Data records
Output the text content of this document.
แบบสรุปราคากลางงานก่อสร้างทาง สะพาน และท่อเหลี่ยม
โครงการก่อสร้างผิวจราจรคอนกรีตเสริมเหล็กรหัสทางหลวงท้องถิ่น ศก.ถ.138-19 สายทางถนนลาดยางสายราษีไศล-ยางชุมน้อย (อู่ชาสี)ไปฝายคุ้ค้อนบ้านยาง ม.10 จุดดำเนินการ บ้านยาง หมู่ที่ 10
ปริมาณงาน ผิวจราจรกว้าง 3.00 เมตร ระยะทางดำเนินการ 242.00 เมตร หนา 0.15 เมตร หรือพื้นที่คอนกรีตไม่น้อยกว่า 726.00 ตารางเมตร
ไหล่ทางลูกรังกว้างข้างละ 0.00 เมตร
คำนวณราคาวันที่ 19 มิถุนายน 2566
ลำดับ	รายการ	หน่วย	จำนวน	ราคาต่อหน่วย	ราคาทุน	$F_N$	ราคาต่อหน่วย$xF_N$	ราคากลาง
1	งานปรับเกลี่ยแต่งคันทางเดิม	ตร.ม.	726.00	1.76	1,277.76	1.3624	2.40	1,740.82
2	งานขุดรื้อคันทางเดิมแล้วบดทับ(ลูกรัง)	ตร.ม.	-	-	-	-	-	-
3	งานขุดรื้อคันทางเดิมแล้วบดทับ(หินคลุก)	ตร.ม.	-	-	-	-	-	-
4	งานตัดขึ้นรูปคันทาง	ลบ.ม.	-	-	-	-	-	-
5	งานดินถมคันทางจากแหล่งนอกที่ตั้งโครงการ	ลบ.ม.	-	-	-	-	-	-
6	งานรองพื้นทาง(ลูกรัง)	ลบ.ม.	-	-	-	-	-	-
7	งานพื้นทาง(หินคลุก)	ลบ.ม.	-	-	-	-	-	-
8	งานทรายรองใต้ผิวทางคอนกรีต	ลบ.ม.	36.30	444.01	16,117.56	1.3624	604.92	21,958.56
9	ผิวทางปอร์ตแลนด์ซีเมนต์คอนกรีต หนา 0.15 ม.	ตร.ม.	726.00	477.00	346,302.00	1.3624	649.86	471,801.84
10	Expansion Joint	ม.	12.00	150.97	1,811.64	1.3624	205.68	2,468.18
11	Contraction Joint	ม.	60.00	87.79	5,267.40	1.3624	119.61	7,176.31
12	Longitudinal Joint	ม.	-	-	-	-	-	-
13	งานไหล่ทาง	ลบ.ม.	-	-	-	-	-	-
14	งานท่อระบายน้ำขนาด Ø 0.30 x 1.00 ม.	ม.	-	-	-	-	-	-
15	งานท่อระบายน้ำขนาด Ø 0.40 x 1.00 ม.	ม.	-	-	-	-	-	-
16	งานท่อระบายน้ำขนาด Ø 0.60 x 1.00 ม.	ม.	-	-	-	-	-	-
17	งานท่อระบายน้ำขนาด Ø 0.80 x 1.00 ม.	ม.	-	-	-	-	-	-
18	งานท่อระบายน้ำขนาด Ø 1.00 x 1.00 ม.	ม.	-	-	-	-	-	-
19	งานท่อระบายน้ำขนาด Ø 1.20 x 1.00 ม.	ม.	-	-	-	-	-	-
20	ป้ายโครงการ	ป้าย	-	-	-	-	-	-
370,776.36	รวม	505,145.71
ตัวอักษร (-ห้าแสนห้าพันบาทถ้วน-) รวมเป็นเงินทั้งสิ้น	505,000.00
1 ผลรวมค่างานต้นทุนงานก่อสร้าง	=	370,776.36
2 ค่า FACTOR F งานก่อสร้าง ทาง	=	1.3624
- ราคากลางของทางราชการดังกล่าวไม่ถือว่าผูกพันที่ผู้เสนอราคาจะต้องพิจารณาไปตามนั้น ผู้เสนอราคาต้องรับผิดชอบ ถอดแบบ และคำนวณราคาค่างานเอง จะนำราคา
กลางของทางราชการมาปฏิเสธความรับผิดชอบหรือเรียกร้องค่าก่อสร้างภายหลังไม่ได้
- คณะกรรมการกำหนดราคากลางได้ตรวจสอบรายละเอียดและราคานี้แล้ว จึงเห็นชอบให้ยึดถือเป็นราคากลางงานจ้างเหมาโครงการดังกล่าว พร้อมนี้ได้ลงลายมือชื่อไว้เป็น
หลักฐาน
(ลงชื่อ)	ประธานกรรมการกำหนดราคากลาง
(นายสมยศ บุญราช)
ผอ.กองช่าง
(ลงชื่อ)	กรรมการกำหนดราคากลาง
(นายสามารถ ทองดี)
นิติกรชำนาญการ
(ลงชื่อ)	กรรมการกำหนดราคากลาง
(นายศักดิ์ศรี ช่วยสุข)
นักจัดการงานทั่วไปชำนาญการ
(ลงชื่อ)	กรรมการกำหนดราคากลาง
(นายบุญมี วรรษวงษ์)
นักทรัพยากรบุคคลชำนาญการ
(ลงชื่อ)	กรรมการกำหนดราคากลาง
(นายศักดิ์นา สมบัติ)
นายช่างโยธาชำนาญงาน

AIM OF THE TASK:
Every entry in the listing must be retyped exactly.

RESPONSE:
Output the text content of this document.
แบบสรุปราคากลางงานก่อสร้างทาง สะพาน และท่อเหลี่ยม
โครงการก่อสร้างผิวจราจรคอนกรีตเสริมเหล็กรหัสทางหลวงท้องถิ่น ศก.ถ.138-19 สายทางถนนลาดยางสายราษีไศล-ยางชุมน้อย (อู่ชาสี)ไปฝายคุ้ค้อนบ้านยาง ม.10 จุดดำเนินการ บ้านยาง หมู่ที่ 10
ปริมาณงาน ผิวจราจรกว้าง 3.00 เมตร ระยะทางดำเนินการ 242.00 เมตร หนา 0.15 เมตร หรือพื้นที่คอนกรีตไม่น้อยกว่า 726.00 ตารางเมตร
ไหล่ทางลูกรังกว้างข้างละ 0.00 เมตร
คำนวณราคาวันที่ 19 มิถุนายน 2566
ลำดับ	รายการ	หน่วย	จำนวน	ราคาต่อหน่วย	ราคาทุน	$F_N$	ราคาต่อหน่วย$xF_N$	ราคากลาง
1	งานปรับเกลี่ยแต่งคันทางเดิม	ตร.ม.	726.00	1.76	1,277.76	1.3624	2.40	1,740.82
2	งานขุดรื้อคันทางเดิมแล้วบดทับ(ลูกรัง)	ตร.ม.	-	-	-	-	-	-
3	งานขุดรื้อคันทางเดิมแล้วบดทับ(หินคลุก)	ตร.ม.	-	-	-	-	-	-
4	งานตัดขึ้นรูปคันทาง	ลบ.ม.	-	-	-	-	-	-
5	งานดินถมคันทางจากแหล่งนอกที่ตั้งโครงการ	ลบ.ม.	-	-	-	-	-	-
6	งานรองพื้นทาง(ลูกรัง)	ลบ.ม.	-	-	-	-	-	-
7	งานพื้นทาง(หินคลุก)	ลบ.ม.	-	-	-	-	-	-
8	งานทรายรองใต้ผิวทางคอนกรีต	ลบ.ม.	36.30	444.01	16,117.56	1.3624	604.92	21,958.56
9	ผิวทางปอร์ตแลนด์ซีเมนต์คอนกรีต หนา 0.15 ม.	ตร.ม.	726.00	477.00	346,302.00	1.3624	649.86	471,801.84
10	Expansion Joint	ม.	12.00	150.97	1,811.64	1.3624	205.68	2,468.18
11	Contraction Joint	ม.	60.00	87.79	5,267.40	1.3624	119.61	7,176.31
12	Longitudinal Joint	ม.	-	-	-	-	-	-
13	งานไหล่ทาง	ลบ.ม.	-	-	-	-	-	-
14	งานท่อระบายน้ำขนาด Ø 0.30 x 1.00 ม.	ม.	-	-	-	-	-	-
15	งานท่อระบายน้ำขนาด Ø 0.40 x 1.00 ม.	ม.	-	-	-	-	-	-
16	งานท่อระบายน้ำขนาด Ø 0.60 x 1.00 ม.	ม.	-	-	-	-	-	-
17	งานท่อระบายน้ำขนาด Ø 0.80 x 1.00 ม.	ม.	-	-	-	-	-	-
18	งานท่อระบายน้ำขนาด Ø 1.00 x 1.00 ม.	ม.	-	-	-	-	-	-
19	งานท่อระบายน้ำขนาด Ø 1.20 x 1.00 ม.	ม.	-	-	-	-	-	-
20	ป้ายโครงการ	ป้าย	-	-	-	-	-	-
370,776.36	รวม	505,145.71
ตัวอักษร (-ห้าแสนห้าพันบาทถ้วน-) รวมเป็นเงินทั้งสิ้น	505,000.00
1 ผลรวมค่างานต้นทุนงานก่อสร้าง	=	370,776.36
2 ค่า FACTOR F งานก่อสร้าง ทาง	=	1.3624
- ราคากลางของทางราชการดังกล่าวไม่ถือว่าผูกพันที่ผู้เสนอราคาจะต้องพิจารณาไปตามนั้น ผู้เสนอราคาต้องรับผิดชอบ ถอดแบบ และคำนวณราคาค่างานเอง จะนำราคา
กลางของทางราชการมาปฏิเสธความรับผิดชอบหรือเรียกร้องค่าก่อสร้างภายหลังไม่ได้
- คณะกรรมการกำหนดราคากลางได้ตรวจสอบรายละเอียดและราคานี้แล้ว จึงเห็นชอบให้ยึดถือเป็นราคากลางงานจ้างเหมาโครงการดังกล่าว พร้อมนี้ได้ลงลายมือชื่อไว้เป็น
หลักฐาน
(ลงชื่อ)	ประธานกรรมการกำหนดราคากลาง
(นายสมยศ บุญราช)
ผอ.กองช่าง
(ลงชื่อ)	กรรมการกำหนดราคากลาง
(นายสามารถ ทองดี)
นิติกรชำนาญการ
(ลงชื่อ)	กรรมการกำหนดราคากลาง
(นายศักดิ์ศรี ช่วยสุข)
นักจัดการงานทั่วไปชำนาญการ
(ลงชื่อ)	กรรมการกำหนดราคากลาง
(นายบุญมี วรรษวงษ์)
นักทรัพยากรบุคคลชำนาญการ
(ลงชื่อ)	กรรมการกำหนดราคากลาง
(นายศักดิ์นา สมบัติ)
นายช่างโยธาชำนาญงาน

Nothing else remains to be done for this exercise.